### TASK:
Repeat each line exactly as it is written.

Stored items from a collection
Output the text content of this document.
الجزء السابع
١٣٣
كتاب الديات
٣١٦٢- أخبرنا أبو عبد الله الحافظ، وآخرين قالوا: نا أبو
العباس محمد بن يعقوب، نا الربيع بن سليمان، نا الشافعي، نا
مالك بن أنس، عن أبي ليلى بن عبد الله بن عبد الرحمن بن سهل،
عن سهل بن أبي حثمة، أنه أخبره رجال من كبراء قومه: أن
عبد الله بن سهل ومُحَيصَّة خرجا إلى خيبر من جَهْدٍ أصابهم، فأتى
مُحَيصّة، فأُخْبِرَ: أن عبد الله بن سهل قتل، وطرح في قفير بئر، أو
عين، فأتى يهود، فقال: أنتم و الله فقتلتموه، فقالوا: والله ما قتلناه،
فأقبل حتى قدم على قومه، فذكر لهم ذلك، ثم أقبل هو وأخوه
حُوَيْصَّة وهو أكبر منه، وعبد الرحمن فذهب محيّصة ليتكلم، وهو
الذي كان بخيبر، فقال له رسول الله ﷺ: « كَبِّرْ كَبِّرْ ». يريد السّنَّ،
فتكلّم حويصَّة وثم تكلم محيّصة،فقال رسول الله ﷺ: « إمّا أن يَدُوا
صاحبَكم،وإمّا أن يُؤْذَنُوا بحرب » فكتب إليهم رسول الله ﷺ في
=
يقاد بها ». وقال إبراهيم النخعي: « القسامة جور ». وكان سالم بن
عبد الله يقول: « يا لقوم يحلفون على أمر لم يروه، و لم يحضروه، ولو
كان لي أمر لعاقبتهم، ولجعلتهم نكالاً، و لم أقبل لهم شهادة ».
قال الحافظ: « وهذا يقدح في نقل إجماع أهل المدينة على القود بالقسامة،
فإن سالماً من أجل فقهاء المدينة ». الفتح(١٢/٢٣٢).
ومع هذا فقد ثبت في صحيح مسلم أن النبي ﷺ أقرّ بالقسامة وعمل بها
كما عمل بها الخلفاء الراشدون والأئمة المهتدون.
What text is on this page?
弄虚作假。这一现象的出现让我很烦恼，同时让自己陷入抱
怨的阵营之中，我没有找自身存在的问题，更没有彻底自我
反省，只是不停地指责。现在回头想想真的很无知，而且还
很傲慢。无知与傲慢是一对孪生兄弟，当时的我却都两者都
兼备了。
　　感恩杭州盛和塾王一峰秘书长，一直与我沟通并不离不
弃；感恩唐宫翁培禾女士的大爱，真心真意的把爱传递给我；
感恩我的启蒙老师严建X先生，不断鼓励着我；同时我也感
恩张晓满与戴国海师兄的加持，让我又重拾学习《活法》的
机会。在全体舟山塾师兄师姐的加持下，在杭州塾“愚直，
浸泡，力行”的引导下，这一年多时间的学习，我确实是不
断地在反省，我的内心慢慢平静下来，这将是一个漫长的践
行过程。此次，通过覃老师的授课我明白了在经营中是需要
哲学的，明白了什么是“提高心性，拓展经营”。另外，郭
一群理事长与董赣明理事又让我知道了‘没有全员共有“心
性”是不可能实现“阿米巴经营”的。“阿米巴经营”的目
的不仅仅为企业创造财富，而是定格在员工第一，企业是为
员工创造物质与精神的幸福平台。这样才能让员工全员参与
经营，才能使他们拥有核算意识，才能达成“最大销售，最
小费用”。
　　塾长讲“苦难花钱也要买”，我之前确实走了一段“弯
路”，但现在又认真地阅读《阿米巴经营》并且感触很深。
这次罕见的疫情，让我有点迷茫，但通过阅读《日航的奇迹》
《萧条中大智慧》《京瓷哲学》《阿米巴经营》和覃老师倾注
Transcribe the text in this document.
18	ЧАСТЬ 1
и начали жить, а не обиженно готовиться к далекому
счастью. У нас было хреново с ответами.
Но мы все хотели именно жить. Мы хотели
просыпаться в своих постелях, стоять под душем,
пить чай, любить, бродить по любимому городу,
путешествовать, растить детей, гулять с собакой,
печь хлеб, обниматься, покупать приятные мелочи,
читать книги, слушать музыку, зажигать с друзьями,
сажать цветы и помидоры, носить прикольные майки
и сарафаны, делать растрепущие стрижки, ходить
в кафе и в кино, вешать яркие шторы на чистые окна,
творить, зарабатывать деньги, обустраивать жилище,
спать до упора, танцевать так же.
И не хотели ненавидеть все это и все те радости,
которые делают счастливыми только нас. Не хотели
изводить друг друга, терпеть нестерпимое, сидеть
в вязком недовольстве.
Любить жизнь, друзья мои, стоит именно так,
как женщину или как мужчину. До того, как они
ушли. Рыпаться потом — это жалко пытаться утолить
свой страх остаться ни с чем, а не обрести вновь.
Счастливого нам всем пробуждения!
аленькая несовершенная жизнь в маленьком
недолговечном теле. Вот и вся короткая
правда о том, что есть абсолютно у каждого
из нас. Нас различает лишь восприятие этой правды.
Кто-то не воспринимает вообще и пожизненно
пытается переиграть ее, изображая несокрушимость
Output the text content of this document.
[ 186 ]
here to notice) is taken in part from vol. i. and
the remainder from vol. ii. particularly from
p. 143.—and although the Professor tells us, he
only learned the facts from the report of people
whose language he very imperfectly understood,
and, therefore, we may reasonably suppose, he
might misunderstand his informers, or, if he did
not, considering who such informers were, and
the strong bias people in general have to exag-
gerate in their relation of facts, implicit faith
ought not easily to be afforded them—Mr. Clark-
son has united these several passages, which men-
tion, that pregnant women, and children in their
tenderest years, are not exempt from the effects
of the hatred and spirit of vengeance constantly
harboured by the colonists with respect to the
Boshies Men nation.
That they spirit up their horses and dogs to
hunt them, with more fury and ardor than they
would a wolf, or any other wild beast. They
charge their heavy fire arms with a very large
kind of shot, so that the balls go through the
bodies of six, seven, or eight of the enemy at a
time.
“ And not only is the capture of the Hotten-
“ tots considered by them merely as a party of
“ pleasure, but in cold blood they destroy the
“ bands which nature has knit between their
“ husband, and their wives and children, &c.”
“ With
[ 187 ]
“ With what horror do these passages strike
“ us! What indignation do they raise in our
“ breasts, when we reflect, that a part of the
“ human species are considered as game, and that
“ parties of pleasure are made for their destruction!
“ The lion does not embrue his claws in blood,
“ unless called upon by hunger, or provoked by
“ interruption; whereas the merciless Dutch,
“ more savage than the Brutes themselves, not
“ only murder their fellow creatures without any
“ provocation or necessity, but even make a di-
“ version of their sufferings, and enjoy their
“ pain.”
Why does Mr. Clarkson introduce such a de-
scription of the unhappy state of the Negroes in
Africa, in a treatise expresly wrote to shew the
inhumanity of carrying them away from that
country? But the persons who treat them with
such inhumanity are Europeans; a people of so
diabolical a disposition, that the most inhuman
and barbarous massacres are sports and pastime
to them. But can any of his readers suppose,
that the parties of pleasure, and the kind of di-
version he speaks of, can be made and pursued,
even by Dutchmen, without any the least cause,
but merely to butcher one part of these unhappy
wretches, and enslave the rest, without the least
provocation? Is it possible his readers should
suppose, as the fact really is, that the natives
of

### RESULT BELOW:
Output the text content of this document.
الجزء السابع
١٣٣
كتاب الديات
٣١٦٢- أخبرنا أبو عبد الله الحافظ، وآخرين قالوا: نا أبو
العباس محمد بن يعقوب، نا الربيع بن سليمان، نا الشافعي، نا
مالك بن أنس، عن أبي ليلى بن عبد الله بن عبد الرحمن بن سهل،
عن سهل بن أبي حثمة، أنه أخبره رجال من كبراء قومه: أن
عبد الله بن سهل ومُحَيصَّة خرجا إلى خيبر من جَهْدٍ أصابهم، فأتى
مُحَيصّة، فأُخْبِرَ: أن عبد الله بن سهل قتل، وطرح في قفير بئر، أو
عين، فأتى يهود، فقال: أنتم و الله فقتلتموه، فقالوا: والله ما قتلناه،
فأقبل حتى قدم على قومه، فذكر لهم ذلك، ثم أقبل هو وأخوه
حُوَيْصَّة وهو أكبر منه، وعبد الرحمن فذهب محيّصة ليتكلم، وهو
الذي كان بخيبر، فقال له رسول الله ﷺ: « كَبِّرْ كَبِّرْ ». يريد السّنَّ،
فتكلّم حويصَّة وثم تكلم محيّصة،فقال رسول الله ﷺ: « إمّا أن يَدُوا
صاحبَكم،وإمّا أن يُؤْذَنُوا بحرب » فكتب إليهم رسول الله ﷺ في
=
يقاد بها ». وقال إبراهيم النخعي: « القسامة جور ». وكان سالم بن
عبد الله يقول: « يا لقوم يحلفون على أمر لم يروه، و لم يحضروه، ولو
كان لي أمر لعاقبتهم، ولجعلتهم نكالاً، و لم أقبل لهم شهادة ».
قال الحافظ: « وهذا يقدح في نقل إجماع أهل المدينة على القود بالقسامة،
فإن سالماً من أجل فقهاء المدينة ». الفتح(١٢/٢٣٢).
ومع هذا فقد ثبت في صحيح مسلم أن النبي ﷺ أقرّ بالقسامة وعمل بها
كما عمل بها الخلفاء الراشدون والأئمة المهتدون.
What text is on this page?
弄虚作假。这一现象的出现让我很烦恼，同时让自己陷入抱
怨的阵营之中，我没有找自身存在的问题，更没有彻底自我
反省，只是不停地指责。现在回头想想真的很无知，而且还
很傲慢。无知与傲慢是一对孪生兄弟，当时的我却都两者都
兼备了。
　　感恩杭州盛和塾王一峰秘书长，一直与我沟通并不离不
弃；感恩唐宫翁培禾女士的大爱，真心真意的把爱传递给我；
感恩我的启蒙老师严建X先生，不断鼓励着我；同时我也感
恩张晓满与戴国海师兄的加持，让我又重拾学习《活法》的
机会。在全体舟山塾师兄师姐的加持下，在杭州塾“愚直，
浸泡，力行”的引导下，这一年多时间的学习，我确实是不
断地在反省，我的内心慢慢平静下来，这将是一个漫长的践
行过程。此次，通过覃老师的授课我明白了在经营中是需要
哲学的，明白了什么是“提高心性，拓展经营”。另外，郭
一群理事长与董赣明理事又让我知道了‘没有全员共有“心
性”是不可能实现“阿米巴经营”的。“阿米巴经营”的目
的不仅仅为企业创造财富，而是定格在员工第一，企业是为
员工创造物质与精神的幸福平台。这样才能让员工全员参与
经营，才能使他们拥有核算意识，才能达成“最大销售，最
小费用”。
　　塾长讲“苦难花钱也要买”，我之前确实走了一段“弯
路”，但现在又认真地阅读《阿米巴经营》并且感触很深。
这次罕见的疫情，让我有点迷茫，但通过阅读《日航的奇迹》
《萧条中大智慧》《京瓷哲学》《阿米巴经营》和覃老师倾注
Transcribe the text in this document.
18	ЧАСТЬ 1
и начали жить, а не обиженно готовиться к далекому
счастью. У нас было хреново с ответами.
Но мы все хотели именно жить. Мы хотели
просыпаться в своих постелях, стоять под душем,
пить чай, любить, бродить по любимому городу,
путешествовать, растить детей, гулять с собакой,
печь хлеб, обниматься, покупать приятные мелочи,
читать книги, слушать музыку, зажигать с друзьями,
сажать цветы и помидоры, носить прикольные майки
и сарафаны, делать растрепущие стрижки, ходить
в кафе и в кино, вешать яркие шторы на чистые окна,
творить, зарабатывать деньги, обустраивать жилище,
спать до упора, танцевать так же.
И не хотели ненавидеть все это и все те радости,
которые делают счастливыми только нас. Не хотели
изводить друг друга, терпеть нестерпимое, сидеть
в вязком недовольстве.
Любить жизнь, друзья мои, стоит именно так,
как женщину или как мужчину. До того, как они
ушли. Рыпаться потом — это жалко пытаться утолить
свой страх остаться ни с чем, а не обрести вновь.
Счастливого нам всем пробуждения!
аленькая несовершенная жизнь в маленьком
недолговечном теле. Вот и вся короткая
правда о том, что есть абсолютно у каждого
из нас. Нас различает лишь восприятие этой правды.
Кто-то не воспринимает вообще и пожизненно
пытается переиграть ее, изображая несокрушимость
Output the text content of this document.
[ 186 ]
here to notice) is taken in part from vol. i. and
the remainder from vol. ii. particularly from
p. 143.—and although the Professor tells us, he
only learned the facts from the report of people
whose language he very imperfectly understood,
and, therefore, we may reasonably suppose, he
might misunderstand his informers, or, if he did
not, considering who such informers were, and
the strong bias people in general have to exag-
gerate in their relation of facts, implicit faith
ought not easily to be afforded them—Mr. Clark-
son has united these several passages, which men-
tion, that pregnant women, and children in their
tenderest years, are not exempt from the effects
of the hatred and spirit of vengeance constantly
harboured by the colonists with respect to the
Boshies Men nation.
That they spirit up their horses and dogs to
hunt them, with more fury and ardor than they
would a wolf, or any other wild beast. They
charge their heavy fire arms with a very large
kind of shot, so that the balls go through the
bodies of six, seven, or eight of the enemy at a
time.
“ And not only is the capture of the Hotten-
“ tots considered by them merely as a party of
“ pleasure, but in cold blood they destroy the
“ bands which nature has knit between their
“ husband, and their wives and children, &c.”
“ With
[ 187 ]
“ With what horror do these passages strike
“ us! What indignation do they raise in our
“ breasts, when we reflect, that a part of the
“ human species are considered as game, and that
“ parties of pleasure are made for their destruction!
“ The lion does not embrue his claws in blood,
“ unless called upon by hunger, or provoked by
“ interruption; whereas the merciless Dutch,
“ more savage than the Brutes themselves, not
“ only murder their fellow creatures without any
“ provocation or necessity, but even make a di-
“ version of their sufferings, and enjoy their
“ pain.”
Why does Mr. Clarkson introduce such a de-
scription of the unhappy state of the Negroes in
Africa, in a treatise expresly wrote to shew the
inhumanity of carrying them away from that
country? But the persons who treat them with
such inhumanity are Europeans; a people of so
diabolical a disposition, that the most inhuman
and barbarous massacres are sports and pastime
to them. But can any of his readers suppose,
that the parties of pleasure, and the kind of di-
version he speaks of, can be made and pursued,
even by Dutchmen, without any the least cause,
but merely to butcher one part of these unhappy
wretches, and enslave the rest, without the least
provocation? Is it possible his readers should
suppose, as the fact really is, that the natives
of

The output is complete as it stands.